(Records excerpted from a collection)
'''

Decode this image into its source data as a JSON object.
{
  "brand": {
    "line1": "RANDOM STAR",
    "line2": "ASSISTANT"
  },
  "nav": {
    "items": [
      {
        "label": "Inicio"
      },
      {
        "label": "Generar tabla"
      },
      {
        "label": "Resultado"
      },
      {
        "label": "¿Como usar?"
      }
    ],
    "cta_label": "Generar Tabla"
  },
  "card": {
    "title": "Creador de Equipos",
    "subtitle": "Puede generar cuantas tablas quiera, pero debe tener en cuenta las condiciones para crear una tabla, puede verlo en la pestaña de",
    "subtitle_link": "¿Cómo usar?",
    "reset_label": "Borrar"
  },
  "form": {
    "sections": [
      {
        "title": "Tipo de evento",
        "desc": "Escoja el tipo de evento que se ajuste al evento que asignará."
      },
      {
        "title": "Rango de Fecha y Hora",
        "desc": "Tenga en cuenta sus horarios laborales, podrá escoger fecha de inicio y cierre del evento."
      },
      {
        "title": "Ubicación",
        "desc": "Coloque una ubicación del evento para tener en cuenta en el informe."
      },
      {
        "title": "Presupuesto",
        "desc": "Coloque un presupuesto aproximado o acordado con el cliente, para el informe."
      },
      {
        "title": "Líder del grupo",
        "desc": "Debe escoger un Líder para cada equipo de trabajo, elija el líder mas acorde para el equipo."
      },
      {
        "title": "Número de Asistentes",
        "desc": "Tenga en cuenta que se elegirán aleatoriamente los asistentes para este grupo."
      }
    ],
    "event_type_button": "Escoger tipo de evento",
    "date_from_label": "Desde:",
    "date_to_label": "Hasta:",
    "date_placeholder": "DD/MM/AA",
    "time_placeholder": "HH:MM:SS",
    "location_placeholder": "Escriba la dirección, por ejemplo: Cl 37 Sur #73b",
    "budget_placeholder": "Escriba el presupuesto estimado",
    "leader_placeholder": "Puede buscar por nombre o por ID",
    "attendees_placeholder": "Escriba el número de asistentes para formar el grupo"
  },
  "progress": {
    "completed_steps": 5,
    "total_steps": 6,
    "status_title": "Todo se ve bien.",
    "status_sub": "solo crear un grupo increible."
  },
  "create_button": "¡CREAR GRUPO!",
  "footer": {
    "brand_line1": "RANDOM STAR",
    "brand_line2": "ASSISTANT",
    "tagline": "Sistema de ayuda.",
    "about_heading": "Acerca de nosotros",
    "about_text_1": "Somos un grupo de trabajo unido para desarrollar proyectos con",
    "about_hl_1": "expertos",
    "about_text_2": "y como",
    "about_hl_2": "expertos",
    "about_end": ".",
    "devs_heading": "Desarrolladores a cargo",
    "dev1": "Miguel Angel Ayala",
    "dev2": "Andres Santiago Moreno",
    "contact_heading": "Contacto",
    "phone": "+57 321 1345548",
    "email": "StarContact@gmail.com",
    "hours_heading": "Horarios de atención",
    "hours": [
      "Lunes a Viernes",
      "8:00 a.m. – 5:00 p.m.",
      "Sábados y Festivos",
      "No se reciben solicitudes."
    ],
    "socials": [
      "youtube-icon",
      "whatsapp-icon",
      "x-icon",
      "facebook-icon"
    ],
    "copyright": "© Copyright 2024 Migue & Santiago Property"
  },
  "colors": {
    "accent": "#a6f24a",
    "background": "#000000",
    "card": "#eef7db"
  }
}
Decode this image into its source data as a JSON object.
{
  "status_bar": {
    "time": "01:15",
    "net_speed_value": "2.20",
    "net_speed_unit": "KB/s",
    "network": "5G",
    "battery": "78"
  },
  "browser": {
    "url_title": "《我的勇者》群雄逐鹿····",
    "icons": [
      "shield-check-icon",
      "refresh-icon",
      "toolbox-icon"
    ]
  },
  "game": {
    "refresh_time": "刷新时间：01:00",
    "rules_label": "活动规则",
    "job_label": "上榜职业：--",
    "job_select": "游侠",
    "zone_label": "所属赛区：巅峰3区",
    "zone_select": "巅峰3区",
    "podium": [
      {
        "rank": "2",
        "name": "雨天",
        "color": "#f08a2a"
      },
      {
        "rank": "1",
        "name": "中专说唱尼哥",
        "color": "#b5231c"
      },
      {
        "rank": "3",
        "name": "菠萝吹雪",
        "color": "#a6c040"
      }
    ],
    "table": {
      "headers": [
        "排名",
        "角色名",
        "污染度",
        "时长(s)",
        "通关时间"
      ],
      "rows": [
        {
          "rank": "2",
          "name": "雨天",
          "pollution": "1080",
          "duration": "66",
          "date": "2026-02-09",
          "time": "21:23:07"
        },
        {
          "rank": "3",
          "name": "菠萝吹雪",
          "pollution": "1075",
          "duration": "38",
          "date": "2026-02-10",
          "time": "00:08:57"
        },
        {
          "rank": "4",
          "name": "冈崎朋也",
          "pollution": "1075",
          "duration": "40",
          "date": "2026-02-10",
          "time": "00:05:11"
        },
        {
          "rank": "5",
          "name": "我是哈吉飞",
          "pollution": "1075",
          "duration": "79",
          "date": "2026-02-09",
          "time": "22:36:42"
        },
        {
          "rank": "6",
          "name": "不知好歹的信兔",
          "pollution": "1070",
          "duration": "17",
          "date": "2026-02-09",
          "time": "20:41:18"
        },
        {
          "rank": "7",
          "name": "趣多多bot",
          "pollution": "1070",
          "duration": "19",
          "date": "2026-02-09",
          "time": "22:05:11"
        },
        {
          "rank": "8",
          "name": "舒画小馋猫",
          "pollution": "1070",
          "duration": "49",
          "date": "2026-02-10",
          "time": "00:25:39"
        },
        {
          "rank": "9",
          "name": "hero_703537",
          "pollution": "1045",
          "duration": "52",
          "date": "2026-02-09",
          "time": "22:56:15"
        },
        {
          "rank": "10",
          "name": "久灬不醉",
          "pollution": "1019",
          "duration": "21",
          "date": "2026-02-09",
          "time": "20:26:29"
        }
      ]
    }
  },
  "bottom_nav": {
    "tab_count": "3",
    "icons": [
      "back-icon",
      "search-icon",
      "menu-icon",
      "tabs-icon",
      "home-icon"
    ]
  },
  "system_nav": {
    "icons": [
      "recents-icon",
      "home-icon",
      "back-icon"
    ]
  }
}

'''

Given instruction: Type out the entries again, word for word.

Written answer:
Decode this image into its source data as a JSON object.
{
  "brand": {
    "line1": "RANDOM STAR",
    "line2": "ASSISTANT"
  },
  "nav": {
    "items": [
      {
        "label": "Inicio"
      },
      {
        "label": "Generar tabla"
      },
      {
        "label": "Resultado"
      },
      {
        "label": "¿Como usar?"
      }
    ],
    "cta_label": "Generar Tabla"
  },
  "card": {
    "title": "Creador de Equipos",
    "subtitle": "Puede generar cuantas tablas quiera, pero debe tener en cuenta las condiciones para crear una tabla, puede verlo en la pestaña de",
    "subtitle_link": "¿Cómo usar?",
    "reset_label": "Borrar"
  },
  "form": {
    "sections": [
      {
        "title": "Tipo de evento",
        "desc": "Escoja el tipo de evento que se ajuste al evento que asignará."
      },
      {
        "title": "Rango de Fecha y Hora",
        "desc": "Tenga en cuenta sus horarios laborales, podrá escoger fecha de inicio y cierre del evento."
      },
      {
        "title": "Ubicación",
        "desc": "Coloque una ubicación del evento para tener en cuenta en el informe."
      },
      {
        "title": "Presupuesto",
        "desc": "Coloque un presupuesto aproximado o acordado con el cliente, para el informe."
      },
      {
        "title": "Líder del grupo",
        "desc": "Debe escoger un Líder para cada equipo de trabajo, elija el líder mas acorde para el equipo."
      },
      {
        "title": "Número de Asistentes",
        "desc": "Tenga en cuenta que se elegirán aleatoriamente los asistentes para este grupo."
      }
    ],
    "event_type_button": "Escoger tipo de evento",
    "date_from_label": "Desde:",
    "date_to_label": "Hasta:",
    "date_placeholder": "DD/MM/AA",
    "time_placeholder": "HH:MM:SS",
    "location_placeholder": "Escriba la dirección, por ejemplo: Cl 37 Sur #73b",
    "budget_placeholder": "Escriba el presupuesto estimado",
    "leader_placeholder": "Puede buscar por nombre o por ID",
    "attendees_placeholder": "Escriba el número de asistentes para formar el grupo"
  },
  "progress": {
    "completed_steps": 5,
    "total_steps": 6,
    "status_title": "Todo se ve bien.",
    "status_sub": "solo crear un grupo increible."
  },
  "create_button": "¡CREAR GRUPO!",
  "footer": {
    "brand_line1": "RANDOM STAR",
    "brand_line2": "ASSISTANT",
    "tagline": "Sistema de ayuda.",
    "about_heading": "Acerca de nosotros",
    "about_text_1": "Somos un grupo de trabajo unido para desarrollar proyectos con",
    "about_hl_1": "expertos",
    "about_text_2": "y como",
    "about_hl_2": "expertos",
    "about_end": ".",
    "devs_heading": "Desarrolladores a cargo",
    "dev1": "Miguel Angel Ayala",
    "dev2": "Andres Santiago Moreno",
    "contact_heading": "Contacto",
    "phone": "+57 321 1345548",
    "email": "StarContact@gmail.com",
    "hours_heading": "Horarios de atención",
    "hours": [
      "Lunes a Viernes",
      "8:00 a.m. – 5:00 p.m.",
      "Sábados y Festivos",
      "No se reciben solicitudes."
    ],
    "socials": [
      "youtube-icon",
      "whatsapp-icon",
      "x-icon",
      "facebook-icon"
    ],
    "copyright": "© Copyright 2024 Migue & Santiago Property"
  },
  "colors": {
    "accent": "#a6f24a",
    "background": "#000000",
    "card": "#eef7db"
  }
}
Decode this image into its source data as a JSON object.
{
  "status_bar": {
    "time": "01:15",
    "net_speed_value": "2.20",
    "net_speed_unit": "KB/s",
    "network": "5G",
    "battery": "78"
  },
  "browser": {
    "url_title": "《我的勇者》群雄逐鹿····",
    "icons": [
      "shield-check-icon",
      "refresh-icon",
      "toolbox-icon"
    ]
  },
  "game": {
    "refresh_time": "刷新时间：01:00",
    "rules_label": "活动规则",
    "job_label": "上榜职业：--",
    "job_select": "游侠",
    "zone_label": "所属赛区：巅峰3区",
    "zone_select": "巅峰3区",
    "podium": [
      {
        "rank": "2",
        "name": "雨天",
        "color": "#f08a2a"
      },
      {
        "rank": "1",
        "name": "中专说唱尼哥",
        "color": "#b5231c"
      },
      {
        "rank": "3",
        "name": "菠萝吹雪",
        "color": "#a6c040"
      }
    ],
    "table": {
      "headers": [
        "排名",
        "角色名",
        "污染度",
        "时长(s)",
        "通关时间"
      ],
      "rows": [
        {
          "rank": "2",
          "name": "雨天",
          "pollution": "1080",
          "duration": "66",
          "date": "2026-02-09",
          "time": "21:23:07"
        },
        {
          "rank": "3",
          "name": "菠萝吹雪",
          "pollution": "1075",
          "duration": "38",
          "date": "2026-02-10",
          "time": "00:08:57"
        },
        {
          "rank": "4",
          "name": "冈崎朋也",
          "pollution": "1075",
          "duration": "40",
          "date": "2026-02-10",
          "time": "00:05:11"
        },
        {
          "rank": "5",
          "name": "我是哈吉飞",
          "pollution": "1075",
          "duration": "79",
          "date": "2026-02-09",
          "time": "22:36:42"
        },
        {
          "rank": "6",
          "name": "不知好歹的信兔",
          "pollution": "1070",
          "duration": "17",
          "date": "2026-02-09",
          "time": "20:41:18"
        },
        {
          "rank": "7",
          "name": "趣多多bot",
          "pollution": "1070",
          "duration": "19",
          "date": "2026-02-09",
          "time": "22:05:11"
        },
        {
          "rank": "8",
          "name": "舒画小馋猫",
          "pollution": "1070",
          "duration": "49",
          "date": "2026-02-10",
          "time": "00:25:39"
        },
        {
          "rank": "9",
          "name": "hero_703537",
          "pollution": "1045",
          "duration": "52",
          "date": "2026-02-09",
          "time": "22:56:15"
        },
        {
          "rank": "10",
          "name": "久灬不醉",
          "pollution": "1019",
          "duration": "21",
          "date": "2026-02-09",
          "time": "20:26:29"
        }
      ]
    }
  },
  "bottom_nav": {
    "tab_count": "3",
    "icons": [
      "back-icon",
      "search-icon",
      "menu-icon",
      "tabs-icon",
      "home-icon"
    ]
  },
  "system_nav": {
    "icons": [
      "recents-icon",
      "home-icon",
      "back-icon"
    ]
  }
}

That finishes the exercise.